— start of Task material —

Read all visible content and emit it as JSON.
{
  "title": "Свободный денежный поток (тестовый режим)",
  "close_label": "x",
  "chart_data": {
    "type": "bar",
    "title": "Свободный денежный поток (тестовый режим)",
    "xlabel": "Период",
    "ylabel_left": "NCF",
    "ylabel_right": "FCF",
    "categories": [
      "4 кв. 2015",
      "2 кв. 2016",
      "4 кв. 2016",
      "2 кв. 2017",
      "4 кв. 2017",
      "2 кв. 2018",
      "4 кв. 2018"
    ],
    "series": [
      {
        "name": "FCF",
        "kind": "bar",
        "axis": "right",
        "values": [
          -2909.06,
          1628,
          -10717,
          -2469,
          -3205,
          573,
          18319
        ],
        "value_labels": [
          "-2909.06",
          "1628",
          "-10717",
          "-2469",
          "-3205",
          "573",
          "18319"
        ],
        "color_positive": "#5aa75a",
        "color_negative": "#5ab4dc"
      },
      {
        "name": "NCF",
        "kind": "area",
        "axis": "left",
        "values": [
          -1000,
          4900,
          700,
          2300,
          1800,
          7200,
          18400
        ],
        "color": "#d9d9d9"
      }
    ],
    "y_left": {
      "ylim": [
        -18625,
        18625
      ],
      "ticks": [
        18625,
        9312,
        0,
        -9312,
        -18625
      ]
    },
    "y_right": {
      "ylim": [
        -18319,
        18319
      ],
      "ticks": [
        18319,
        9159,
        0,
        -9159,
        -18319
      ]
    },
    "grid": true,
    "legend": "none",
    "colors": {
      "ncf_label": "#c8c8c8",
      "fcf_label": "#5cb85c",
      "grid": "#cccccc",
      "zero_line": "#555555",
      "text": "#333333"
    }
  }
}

— end of Task material —

## Exercise description
Where does the word "поток" appear? Return each line that holds it.

## Solution to this task
  "title": "Свободный денежный поток (тестовый режим)",
    "title": "Свободный денежный поток (тестовый режим)",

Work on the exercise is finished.